**Given entries**
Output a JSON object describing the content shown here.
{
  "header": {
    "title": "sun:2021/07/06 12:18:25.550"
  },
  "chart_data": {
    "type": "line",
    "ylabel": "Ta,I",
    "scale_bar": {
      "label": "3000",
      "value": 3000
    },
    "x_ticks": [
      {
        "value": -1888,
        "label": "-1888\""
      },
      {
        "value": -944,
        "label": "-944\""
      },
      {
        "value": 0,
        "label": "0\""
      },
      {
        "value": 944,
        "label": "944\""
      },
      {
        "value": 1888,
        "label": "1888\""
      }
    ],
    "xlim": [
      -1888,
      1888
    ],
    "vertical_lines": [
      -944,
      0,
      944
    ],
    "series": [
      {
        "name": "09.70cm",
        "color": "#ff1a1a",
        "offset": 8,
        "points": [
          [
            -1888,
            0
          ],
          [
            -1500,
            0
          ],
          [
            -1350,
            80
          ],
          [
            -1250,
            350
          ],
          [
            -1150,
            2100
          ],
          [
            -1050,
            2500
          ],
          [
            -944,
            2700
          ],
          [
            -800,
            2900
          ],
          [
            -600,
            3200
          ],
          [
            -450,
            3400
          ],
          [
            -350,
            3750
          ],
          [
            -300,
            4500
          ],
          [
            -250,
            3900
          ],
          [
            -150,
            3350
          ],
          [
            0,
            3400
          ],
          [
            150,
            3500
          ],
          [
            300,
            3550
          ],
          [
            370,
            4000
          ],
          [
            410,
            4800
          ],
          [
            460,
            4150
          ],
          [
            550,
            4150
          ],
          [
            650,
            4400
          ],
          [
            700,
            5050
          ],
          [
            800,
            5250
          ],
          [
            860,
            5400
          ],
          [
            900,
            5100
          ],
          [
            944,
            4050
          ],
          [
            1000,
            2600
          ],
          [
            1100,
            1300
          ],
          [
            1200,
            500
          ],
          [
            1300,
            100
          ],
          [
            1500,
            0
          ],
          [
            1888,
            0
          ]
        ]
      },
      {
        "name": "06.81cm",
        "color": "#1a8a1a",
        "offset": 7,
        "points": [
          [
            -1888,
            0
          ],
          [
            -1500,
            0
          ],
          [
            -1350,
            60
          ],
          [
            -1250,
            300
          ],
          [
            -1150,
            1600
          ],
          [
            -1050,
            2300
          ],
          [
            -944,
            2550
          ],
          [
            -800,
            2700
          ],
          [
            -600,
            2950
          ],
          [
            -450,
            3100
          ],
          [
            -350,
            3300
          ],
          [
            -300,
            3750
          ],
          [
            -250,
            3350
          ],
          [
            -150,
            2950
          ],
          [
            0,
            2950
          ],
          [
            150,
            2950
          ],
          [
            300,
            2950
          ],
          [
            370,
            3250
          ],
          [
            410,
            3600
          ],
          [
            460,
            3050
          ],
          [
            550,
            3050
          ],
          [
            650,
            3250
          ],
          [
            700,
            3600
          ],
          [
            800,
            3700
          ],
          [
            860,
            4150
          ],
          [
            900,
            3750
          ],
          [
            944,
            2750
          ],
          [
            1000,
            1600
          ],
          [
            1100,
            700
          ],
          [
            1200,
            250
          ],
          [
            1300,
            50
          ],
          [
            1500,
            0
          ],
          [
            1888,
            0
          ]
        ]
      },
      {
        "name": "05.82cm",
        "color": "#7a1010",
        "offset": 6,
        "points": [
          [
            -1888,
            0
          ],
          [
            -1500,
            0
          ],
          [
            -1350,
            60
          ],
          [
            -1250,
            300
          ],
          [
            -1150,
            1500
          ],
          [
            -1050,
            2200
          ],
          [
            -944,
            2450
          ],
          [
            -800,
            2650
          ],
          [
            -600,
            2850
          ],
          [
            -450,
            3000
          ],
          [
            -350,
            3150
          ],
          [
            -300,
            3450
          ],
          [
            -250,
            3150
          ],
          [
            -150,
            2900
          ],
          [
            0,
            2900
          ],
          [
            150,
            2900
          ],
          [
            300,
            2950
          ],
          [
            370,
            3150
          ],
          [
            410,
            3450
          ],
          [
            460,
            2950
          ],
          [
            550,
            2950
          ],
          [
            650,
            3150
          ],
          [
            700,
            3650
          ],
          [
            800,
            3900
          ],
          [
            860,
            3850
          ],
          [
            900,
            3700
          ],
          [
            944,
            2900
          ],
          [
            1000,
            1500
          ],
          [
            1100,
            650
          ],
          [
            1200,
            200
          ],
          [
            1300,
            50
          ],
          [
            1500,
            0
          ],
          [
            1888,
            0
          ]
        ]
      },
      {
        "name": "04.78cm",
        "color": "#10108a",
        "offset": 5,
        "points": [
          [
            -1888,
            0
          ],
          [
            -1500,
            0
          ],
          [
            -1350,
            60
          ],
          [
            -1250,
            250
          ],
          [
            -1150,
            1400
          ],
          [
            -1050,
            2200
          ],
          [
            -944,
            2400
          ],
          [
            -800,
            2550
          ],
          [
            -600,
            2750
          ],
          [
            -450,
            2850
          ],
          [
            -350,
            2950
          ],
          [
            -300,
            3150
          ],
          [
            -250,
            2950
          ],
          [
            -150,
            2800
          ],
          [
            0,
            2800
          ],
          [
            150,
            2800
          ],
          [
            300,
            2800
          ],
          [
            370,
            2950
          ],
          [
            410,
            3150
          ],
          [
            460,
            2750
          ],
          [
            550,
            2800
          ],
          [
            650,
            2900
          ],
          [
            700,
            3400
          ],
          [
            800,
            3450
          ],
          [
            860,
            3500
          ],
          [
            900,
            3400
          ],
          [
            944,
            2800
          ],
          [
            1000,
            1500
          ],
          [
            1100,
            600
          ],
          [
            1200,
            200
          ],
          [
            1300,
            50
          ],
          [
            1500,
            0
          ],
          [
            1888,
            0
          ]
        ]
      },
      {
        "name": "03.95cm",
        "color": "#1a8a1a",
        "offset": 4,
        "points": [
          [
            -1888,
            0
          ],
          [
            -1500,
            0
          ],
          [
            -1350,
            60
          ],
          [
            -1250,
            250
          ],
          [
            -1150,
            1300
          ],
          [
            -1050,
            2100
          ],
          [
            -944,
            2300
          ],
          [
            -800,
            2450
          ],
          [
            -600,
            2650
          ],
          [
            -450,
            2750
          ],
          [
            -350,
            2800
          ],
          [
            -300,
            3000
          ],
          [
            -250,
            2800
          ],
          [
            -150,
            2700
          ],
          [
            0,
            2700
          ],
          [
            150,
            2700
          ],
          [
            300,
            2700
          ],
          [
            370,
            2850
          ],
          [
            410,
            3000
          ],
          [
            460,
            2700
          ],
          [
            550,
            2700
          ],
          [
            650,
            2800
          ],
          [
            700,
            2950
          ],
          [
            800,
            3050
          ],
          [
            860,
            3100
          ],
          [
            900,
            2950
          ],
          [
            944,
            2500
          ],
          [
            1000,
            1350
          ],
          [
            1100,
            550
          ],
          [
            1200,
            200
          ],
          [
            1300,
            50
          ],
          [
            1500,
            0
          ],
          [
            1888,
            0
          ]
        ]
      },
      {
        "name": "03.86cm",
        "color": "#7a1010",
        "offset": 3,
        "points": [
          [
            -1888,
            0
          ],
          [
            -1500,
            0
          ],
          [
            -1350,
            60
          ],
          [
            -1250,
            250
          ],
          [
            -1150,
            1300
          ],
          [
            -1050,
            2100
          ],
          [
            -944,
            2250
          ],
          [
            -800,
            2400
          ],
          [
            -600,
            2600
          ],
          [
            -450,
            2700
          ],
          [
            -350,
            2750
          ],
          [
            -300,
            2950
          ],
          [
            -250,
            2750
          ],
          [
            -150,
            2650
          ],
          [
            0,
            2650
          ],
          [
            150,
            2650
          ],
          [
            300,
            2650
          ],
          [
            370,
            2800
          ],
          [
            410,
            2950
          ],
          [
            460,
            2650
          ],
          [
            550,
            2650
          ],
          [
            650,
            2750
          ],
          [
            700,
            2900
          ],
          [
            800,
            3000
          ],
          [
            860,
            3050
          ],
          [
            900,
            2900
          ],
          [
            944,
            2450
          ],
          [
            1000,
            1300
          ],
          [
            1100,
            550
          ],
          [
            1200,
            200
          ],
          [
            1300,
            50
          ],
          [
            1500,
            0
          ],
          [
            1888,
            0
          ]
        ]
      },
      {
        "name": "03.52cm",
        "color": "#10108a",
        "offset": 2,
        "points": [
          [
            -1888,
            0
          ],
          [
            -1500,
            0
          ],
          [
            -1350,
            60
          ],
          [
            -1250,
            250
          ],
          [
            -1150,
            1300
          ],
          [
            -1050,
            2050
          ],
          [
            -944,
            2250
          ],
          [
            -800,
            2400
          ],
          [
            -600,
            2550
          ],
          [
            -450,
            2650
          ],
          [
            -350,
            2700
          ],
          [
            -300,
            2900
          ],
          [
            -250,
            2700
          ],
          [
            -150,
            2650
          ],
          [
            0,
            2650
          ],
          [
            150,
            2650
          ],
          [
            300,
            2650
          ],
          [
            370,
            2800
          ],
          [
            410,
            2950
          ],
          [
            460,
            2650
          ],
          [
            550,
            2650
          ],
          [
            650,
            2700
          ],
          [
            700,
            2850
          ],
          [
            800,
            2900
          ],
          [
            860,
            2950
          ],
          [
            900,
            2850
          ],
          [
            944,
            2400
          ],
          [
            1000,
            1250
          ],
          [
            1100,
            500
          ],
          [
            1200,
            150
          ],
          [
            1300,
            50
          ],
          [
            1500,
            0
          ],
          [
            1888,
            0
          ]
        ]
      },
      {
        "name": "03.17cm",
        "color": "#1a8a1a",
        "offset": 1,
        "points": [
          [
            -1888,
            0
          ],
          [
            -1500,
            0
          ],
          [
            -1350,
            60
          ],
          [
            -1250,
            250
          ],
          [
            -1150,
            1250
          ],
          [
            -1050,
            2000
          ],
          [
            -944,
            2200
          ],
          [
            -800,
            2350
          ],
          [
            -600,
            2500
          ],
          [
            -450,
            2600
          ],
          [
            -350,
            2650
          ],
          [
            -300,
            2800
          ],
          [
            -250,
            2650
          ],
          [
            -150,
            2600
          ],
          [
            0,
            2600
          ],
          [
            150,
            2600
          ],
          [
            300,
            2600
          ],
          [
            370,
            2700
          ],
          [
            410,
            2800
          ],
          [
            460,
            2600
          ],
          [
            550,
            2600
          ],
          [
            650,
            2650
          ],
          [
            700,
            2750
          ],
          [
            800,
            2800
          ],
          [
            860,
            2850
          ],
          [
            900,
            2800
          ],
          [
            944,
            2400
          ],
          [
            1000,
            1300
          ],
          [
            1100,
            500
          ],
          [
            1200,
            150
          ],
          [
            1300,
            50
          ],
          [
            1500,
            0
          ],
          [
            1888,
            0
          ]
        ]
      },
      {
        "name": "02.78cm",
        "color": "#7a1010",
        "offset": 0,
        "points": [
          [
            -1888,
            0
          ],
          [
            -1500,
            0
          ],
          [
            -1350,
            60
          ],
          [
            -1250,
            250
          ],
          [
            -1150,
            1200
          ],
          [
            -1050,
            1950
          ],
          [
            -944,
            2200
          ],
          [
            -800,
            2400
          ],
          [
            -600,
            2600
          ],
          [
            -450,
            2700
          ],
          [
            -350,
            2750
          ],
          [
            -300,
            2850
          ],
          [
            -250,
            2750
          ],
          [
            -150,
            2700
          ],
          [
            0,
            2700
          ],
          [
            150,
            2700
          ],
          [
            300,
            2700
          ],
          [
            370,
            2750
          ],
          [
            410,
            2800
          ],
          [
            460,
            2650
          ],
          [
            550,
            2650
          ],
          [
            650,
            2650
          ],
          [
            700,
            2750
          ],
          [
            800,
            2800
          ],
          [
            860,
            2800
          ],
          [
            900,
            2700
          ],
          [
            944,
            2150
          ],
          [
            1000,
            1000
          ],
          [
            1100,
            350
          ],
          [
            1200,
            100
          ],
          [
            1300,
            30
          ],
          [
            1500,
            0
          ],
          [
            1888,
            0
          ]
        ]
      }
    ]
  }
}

**Your instructions**
Using the listing, copy every line where the word "offset" shows up.

**Written solution**
        "offset": 8,
        "offset": 7,
        "offset": 6,
        "offset": 5,
        "offset": 4,
        "offset": 3,
        "offset": 2,
        "offset": 1,
        "offset": 0,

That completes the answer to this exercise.